On 22/04/16 12:39, Eric Auger wrote:
> Hi Robin,
> On 04/22/2016 01:16 PM, Robin Murphy wrote:
>> Hi Eric, Alex,
>>
>> On 19/04/16 18:24, Eric Auger wrote:
>>> Do not advertise IOMMU_CAP_INTR_REMAP for arm-smmu(-v3). Indeed the
>>> irq_remapping capability is abstracted on irqchip side for ARM as
>>> opposed to Intel IOMMU featuring IRQ remapping HW.
>>>
>>> So to check IRQ remapping capability, the msi domain needs to be
>>> checked instead.
>>>
>>> This commit needs to be applied after "vfio/type1: also check IRQ
>>> remapping capability at msi domain" else the legacy interrupt
>>> assignment gets broken with arm-smmu.
>>
>> Hmm, that smells of papering over a different problem. I may have missed
>> it, but I don't see anything changing legacy interrupt behaviour in this
>> series - are legacy INTx (or platform) interrupts intrinsically safe
>> because they're physically wired, or intrinsically unsafe because they
>> could be shared?
>
> I think it is safe. With legacy/platform interrupts we have:
> vfio pci driver physical IRQ handler signals an irqfd.
> upon this irqfd signaling KVM injects a virtual IRQ.
>
> So the assigned device does not have any way to trigger a storm of
> interrupts on the host, as opposed to with MSI.
>
> Does it make sense to you?

I think so, thanks for the explanation. In that case, I'm strongly in 
favour of applying this patch and un-breaking legacy interrupts 
regardless of MSI support. I'll keep investigating to see what I can 
figure out.

Robin.

Source data =
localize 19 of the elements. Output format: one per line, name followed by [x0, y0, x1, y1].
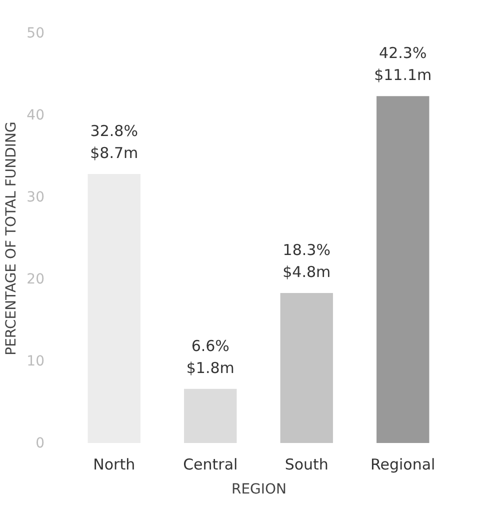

Requirement =
Reproduce verbatim the part of the IRQ remapping email thread that opens with the words containing "On 22/04/16 12:39, Eric" and closes with "IRQ remapping HW.".

Worked solution =
On 22/04/16 12:39, Eric Auger wrote:
> Hi Robin,
> On 04/22/2016 01:16 PM, Robin Murphy wrote:
>> Hi Eric, Alex,
>>
>> On 19/04/16 18:24, Eric Auger wrote:
>>> Do not advertise IOMMU_CAP_INTR_REMAP for arm-smmu(-v3). Indeed the
>>> irq_remapping capability is abstracted on irqchip side for ARM as
>>> opposed to Intel IOMMU featuring IRQ remapping HW.